● EXERCISE AIM: Spot every line with the word "учетом" and return it.

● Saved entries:
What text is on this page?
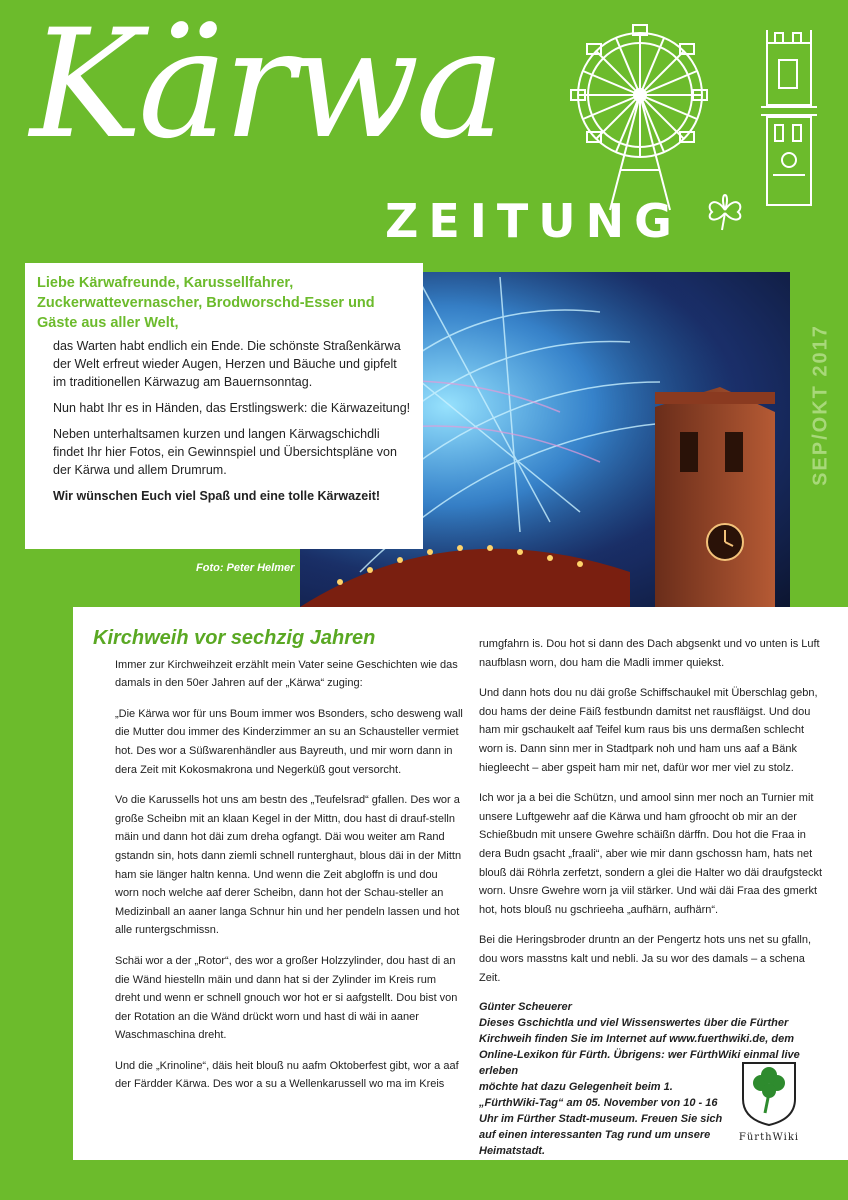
Kärwa
ZEITUNG
Foto: Peter Helmer
Liebe Kärwafreunde, Karussellfahrer, Zuckerwattevernascher, Brodworschd-Esser und Gäste aus aller Welt,

das Warten habt endlich ein Ende. Die schönste Straßenkärwa der Welt erfreut wieder Augen, Herzen und Bäuche und gipfelt im traditionellen Kärwazug am Bauernsonntag.

Nun habt Ihr es in Händen, das Erstlingswerk: die Kärwazeitung!

Neben unterhaltsamen kurzen und langen Kärwagschichdli findet Ihr hier Fotos, ein Gewinnspiel und Übersichtspläne von der Kärwa und allem Drumrum.

Wir wünschen Euch viel Spaß und eine tolle Kärwazeit!

SEP/OKT 2017
Kirchweih vor sechzig Jahren

Immer zur Kirchweihzeit erzählt mein Vater seine Geschichten wie das damals in den 50er Jahren auf der „Kärwa“ zuging:

„Die Kärwa wor für uns Boum immer wos Bsonders, scho desweng wall die Mutter dou immer des Kinderzimmer an su an Schausteller vermiet hot. Des wor a Süßwarenhändler aus Bayreuth, und mir worn dann in dera Zeit mit Kokosmakrona und Negerküß gout versorcht.

Vo die Karussells hot uns am bestn des „Teufelsrad“ gfallen. Des wor a große Scheibn mit an klaan Kegel in der Mittn, dou hast di drauf-stelln mäin und dann hot däi zum dreha ogfangt. Däi wou weiter am Rand gstandn sin, hots dann ziemli schnell runterghaut, blous däi in der Mittn ham sie länger haltn kenna. Und wenn die Zeit abgloffn is und dou worn noch welche aaf derer Scheibn, dann hot der Schau-steller an Medizinball an aaner langa Schnur hin und her pendeln lassen und hot alle runtergschmissn.

Schäi wor a der „Rotor“, des wor a großer Holzzylinder, dou hast di an die Wänd hiestelln mäin und dann hat si der Zylinder im Kreis rum dreht und wenn er schnell gnouch wor hot er si aafgstellt. Dou bist von der Rotation an die Wänd drückt worn und hast di wäi in aaner Waschmaschina dreht.

Und die „Krinoline“, däis heit blouß nu aafm Oktoberfest gibt, wor a aaf der Färdder Kärwa. Des wor a su a Wellenkarussell wo ma im Kreis

rumgfahrn is. Dou hot si dann des Dach abgsenkt und vo unten is Luft naufblasn worn, dou ham die Madli immer quiekst.

Und dann hots dou nu däi große Schiffschaukel mit Überschlag gebn, dou hams der deine Fäiß festbundn damitst net rausfläigst. Und dou ham mir gschaukelt aaf Teifel kum raus bis uns dermaßen schlecht worn is. Dann sinn mer in Stadtpark noh und ham uns aaf a Bänk hiegleecht – aber gspeit ham mir net, dafür wor mer viel zu stolz.

Ich wor ja a bei die Schützn, und amool sinn mer noch an Turnier mit unsere Luftgewehr aaf die Kärwa und ham gfroocht ob mir an der Schießbudn mit unsere Gwehre schäißn därffn. Dou hot die Fraa in dera Budn gsacht „fraali“, aber wie mir dann gschossn ham, hats net blouß däi Röhrla zerfetzt, sondern a glei die Halter wo däi draufgsteckt worn. Unsre Gwehre worn ja viil stärker. Und wäi däi Fraa des gmerkt hot, hots blouß nu gschrieeha „aufhärn, aufhärn“.

Bei die Heringsbroder druntn an der Pengertz hots uns net su gfalln, dou wors masstns kalt und nebli. Ja su wor des damals – a schena Zeit.

Günter Scheuerer
Dieses Gschichtla und viel Wissenswertes über die Fürther Kirchweih finden Sie im Internet auf www.fuerthwiki.de, dem Online-Lexikon für Fürth. Übrigens: wer FürthWiki einmal live erleben
möchte hat dazu Gelegenheit beim 1. „FürthWiki-Tag“ am 05. November von 10 - 16 Uhr im Fürther Stadt-museum. Freuen Sie sich auf einen interessanten Tag rund um unsere Heimatstadt.
FürthWiki
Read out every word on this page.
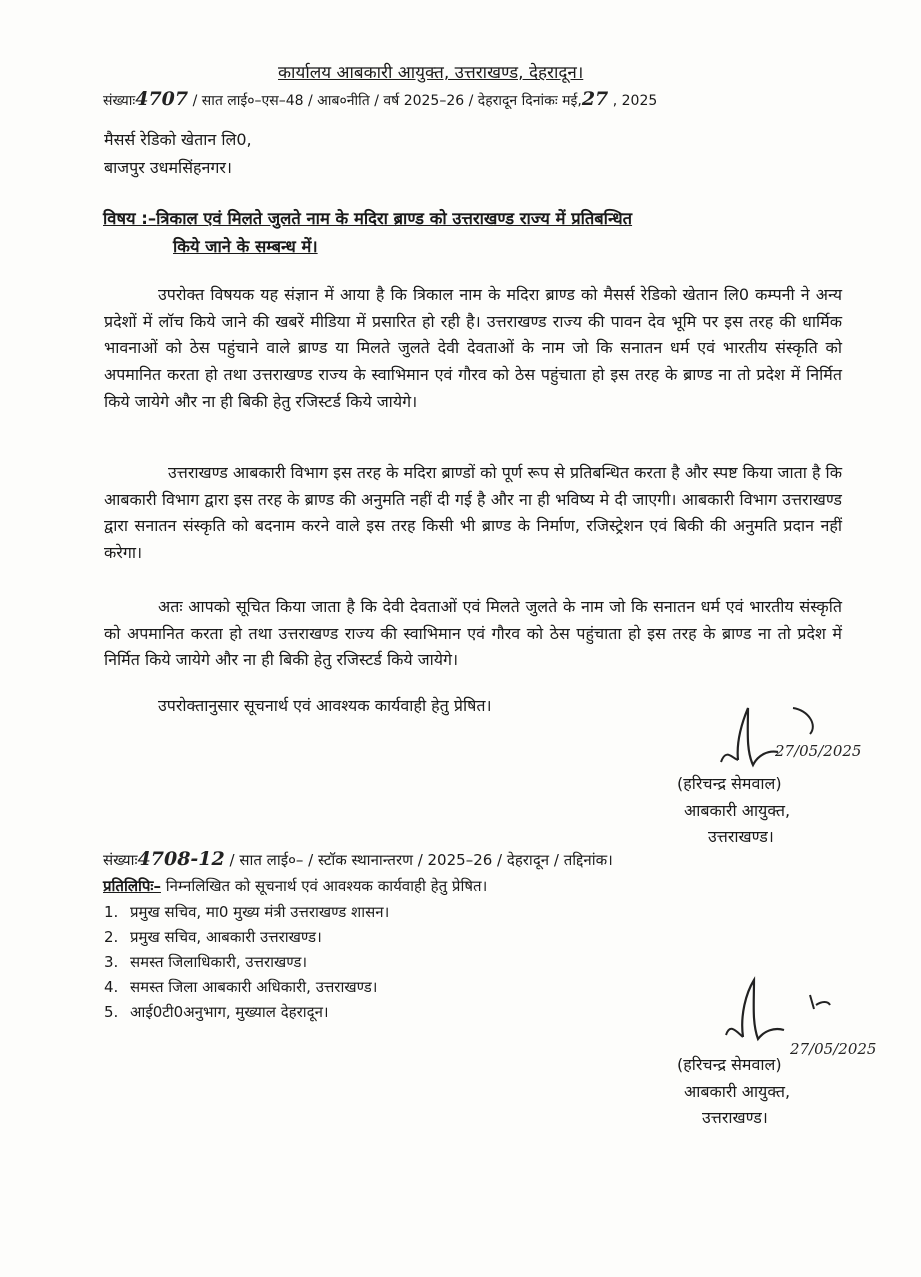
कार्यालय आबकारी आयुक्त, उत्तराखण्ड, देहरादून।
संख्याः4707 / सात लाई०–एस–48 / आब०नीति / वर्ष 2025–26 / देहरादून दिनांकः मई,27 , 2025
मैसर्स रेडिको खेतान लि0,
बाजपुर उधमसिंहनगर।
विषय :–त्रिकाल एवं मिलते जुलते नाम के मदिरा ब्राण्ड को उत्तराखण्ड राज्य में प्रतिबन्धित
किये जाने के सम्बन्ध में।
उपरोक्त विषयक यह संज्ञान में आया है कि त्रिकाल नाम के मदिरा ब्राण्ड को मैसर्स रेडिको खेतान लि0 कम्पनी ने अन्य प्रदेशों में लॉच किये जाने की खबरें मीडिया में प्रसारित हो रही है। उत्तराखण्ड राज्य की पावन देव भूमि पर इस तरह की धार्मिक भावनाओं को ठेस पहुंचाने वाले ब्राण्ड या मिलते जुलते देवी देवताओं के नाम जो कि सनातन धर्म एवं भारतीय संस्कृति को अपमानित करता हो तथा उत्तराखण्ड राज्य के स्वाभिमान एवं गौरव को ठेस पहुंचाता हो इस तरह के ब्राण्ड ना तो प्रदेश में निर्मित किये जायेगे और ना ही बिकी हेतु रजिस्टर्ड किये जायेगे।
उत्तराखण्ड आबकारी विभाग इस तरह के मदिरा ब्राण्डों को पूर्ण रूप से प्रतिबन्धित करता है और स्पष्ट किया जाता है कि आबकारी विभाग द्वारा इस तरह के ब्राण्ड की अनुमति नहीं दी गई है और ना ही भविष्य मे दी जाएगी। आबकारी विभाग उत्तराखण्ड द्वारा सनातन संस्कृति को बदनाम करने वाले इस तरह किसी भी ब्राण्ड के निर्माण, रजिस्ट्रेशन एवं बिकी की अनुमति प्रदान नहीं करेगा।
अतः आपको सूचित किया जाता है कि देवी देवताओं एवं मिलते जुलते के नाम जो कि सनातन धर्म एवं भारतीय संस्कृति को अपमानित करता हो तथा उत्तराखण्ड राज्य की स्वाभिमान एवं गौरव को ठेस पहुंचाता हो इस तरह के ब्राण्ड ना तो प्रदेश में निर्मित किये जायेगे और ना ही बिकी हेतु रजिस्टर्ड किये जायेगे।
उपरोक्तानुसार सूचनार्थ एवं आवश्यक कार्यवाही हेतु प्रेषित।
27/05/2025
(हरिचन्द्र सेमवाल)
आबकारी आयुक्त,
उत्तराखण्ड।
संख्याः4708-12 / सात लाई०– / स्टॉक स्थानान्तरण / 2025–26 / देहरादून / तद्दिनांक।
प्रतिलिपिः– निम्नलिखित को सूचनार्थ एवं आवश्यक कार्यवाही हेतु प्रेषित।
1. प्रमुख सचिव, मा0 मुख्य मंत्री उत्तराखण्ड शासन।
2. प्रमुख सचिव, आबकारी उत्तराखण्ड।
3. समस्त जिलाधिकारी, उत्तराखण्ड।
4. समस्त जिला आबकारी अधिकारी, उत्तराखण्ड।
5. आई0टी0अनुभाग, मुख्याल देहरादून।
27/05/2025
(हरिचन्द्र सेमवाल)
आबकारी आयुक्त,
उत्तराखण्ड।
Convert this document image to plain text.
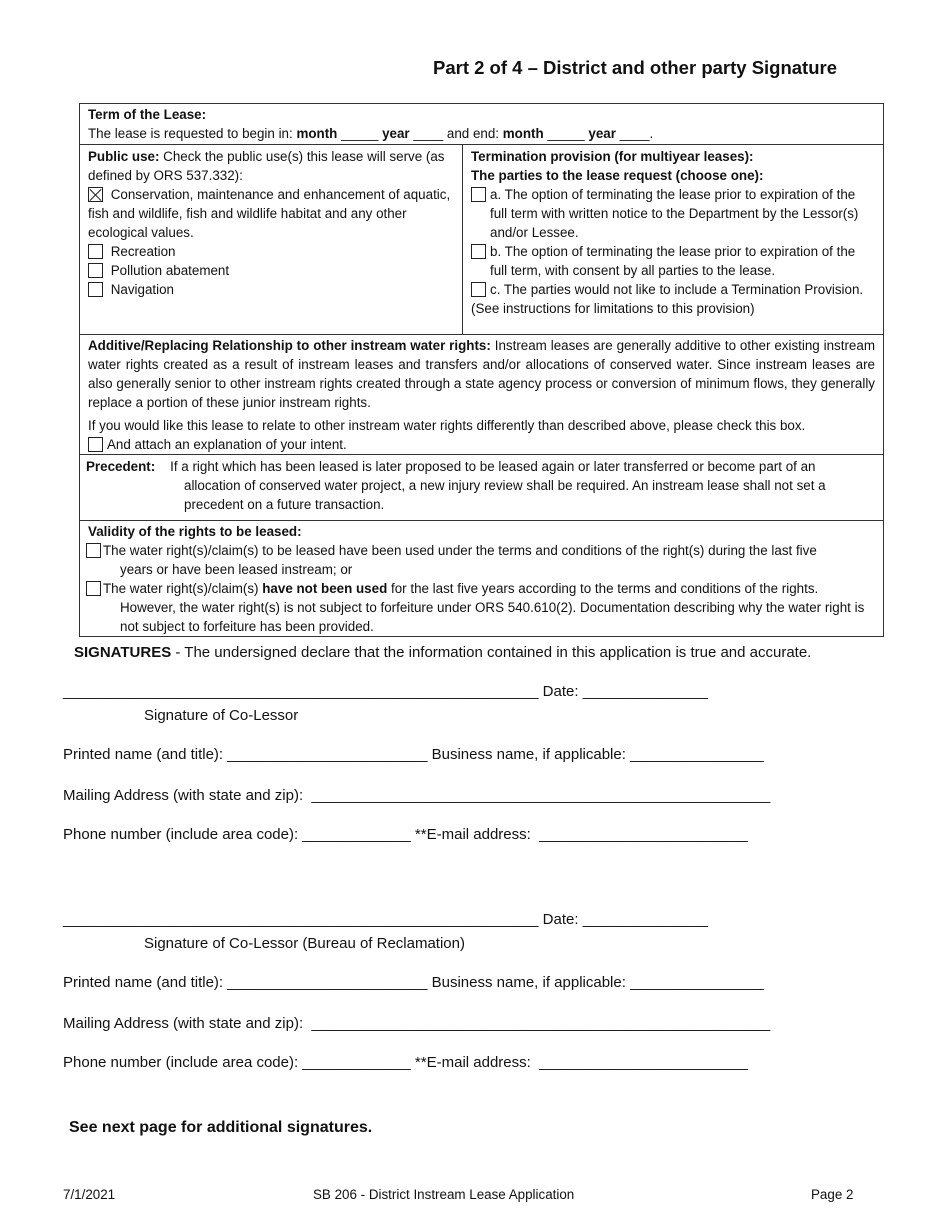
Part 2 of 4 – District and other party Signature
Term of the Lease:
The lease is requested to begin in: month _____ year ____ and end: month _____ year ____.

Public use: Check the public use(s) this lease will serve (as defined by ORS 537.332):
Conservation, maintenance and enhancement of aquatic, fish and wildlife, fish and wildlife habitat and any other ecological values.
Recreation
Pollution abatement
Navigation

Termination provision (for multiyear leases):
The parties to the lease request (choose one):
a. The option of terminating the lease prior to expiration of the full term with written notice to the Department by the Lessor(s) and/or Lessee.
b. The option of terminating the lease prior to expiration of the full term, with consent by all parties to the lease.
c. The parties would not like to include a Termination Provision.
(See instructions for limitations to this provision)

Additive/Replacing Relationship to other instream water rights: Instream leases are generally additive to other existing instream water rights created as a result of instream leases and transfers and/or allocations of conserved water. Since instream leases are also generally senior to other instream rights created through a state agency process or conversion of minimum flows, they generally replace a portion of these junior instream rights.
If you would like this lease to relate to other instream water rights differently than described above, please check this box.
And attach an explanation of your intent.

Precedent: If a right which has been leased is later proposed to be leased again or later transferred or become part of an
allocation of conserved water project, a new injury review shall be required. An instream lease shall not set a precedent on a future transaction.

Validity of the rights to be leased:
The water right(s)/claim(s) to be leased have been used under the terms and conditions of the right(s) during the last five
years or have been leased instream; or
The water right(s)/claim(s) have not been used for the last five years according to the terms and conditions of the rights.
However, the water right(s) is not subject to forfeiture under ORS 540.610(2). Documentation describing why the water right is not subject to forfeiture has been provided.
SIGNATURES - The undersigned declare that the information contained in this application is true and accurate.
_________________________________________________________ Date: _______________
Signature of Co-Lessor
Printed name (and title): ________________________ Business name, if applicable: ________________
Mailing Address (with state and zip):  _______________________________________________________
Phone number (include area code): _____________ **E-mail address:  _________________________
_________________________________________________________ Date: _______________
Signature of Co-Lessor (Bureau of Reclamation)
Printed name (and title): ________________________ Business name, if applicable: ________________
Mailing Address (with state and zip):  _______________________________________________________
Phone number (include area code): _____________ **E-mail address:  _________________________
See next page for additional signatures.
7/1/2021	SB 206 - District Instream Lease Application	Page 2
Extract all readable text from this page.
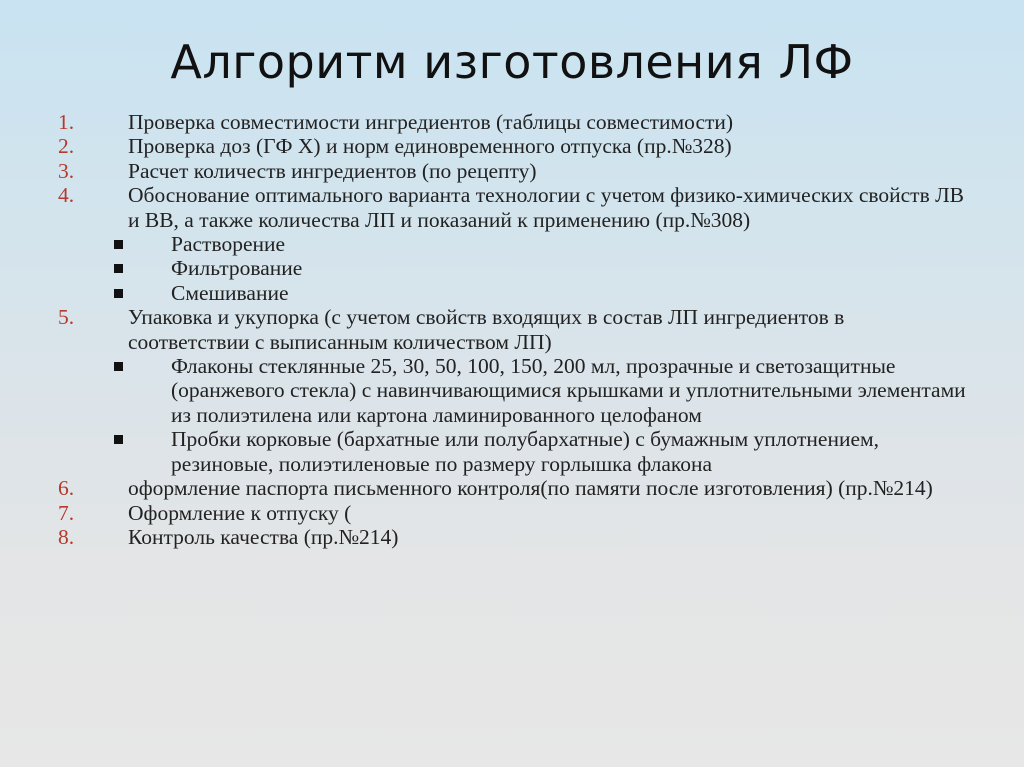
Алгоритм изготовления ЛФ
1.	Проверка совместимости ингредиентов (таблицы совместимости)
2.	Проверка доз (ГФ Х) и норм единовременного отпуска (пр.№328)
3.	Расчет количеств ингредиентов (по рецепту)
4.	Обоснование оптимального варианта технологии с учетом физико-химических свойств ЛВ и ВВ, а также количества ЛП и показаний к применению (пр.№308)
Растворение
Фильтрование
Смешивание
5.	Упаковка и укупорка (с учетом свойств входящих в состав ЛП ингредиентов в соответствии с выписанным количеством ЛП)
Флаконы стеклянные 25, 30, 50, 100, 150, 200 мл, прозрачные и светозащитные (оранжевого стекла) с навинчивающимися крышками и уплотнительными элементами из полиэтилена или картона ламинированного целофаном
Пробки корковые (бархатные или полубархатные) с бумажным уплотнением, резиновые, полиэтиленовые по размеру горлышка флакона
6.	оформление паспорта письменного контроля(по памяти после изготовления) (пр.№214)
7.	Оформление к отпуску (
8.	Контроль качества (пр.№214)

● RIGHT ANSWER:
4.	Обоснование оптимального варианта технологии с учетом физико-химических свойств ЛВ и ВВ, а также количества ЛП и показаний к применению (пр.№308)
5.	Упаковка и укупорка (с учетом свойств входящих в состав ЛП ингредиентов в соответствии с выписанным количеством ЛП)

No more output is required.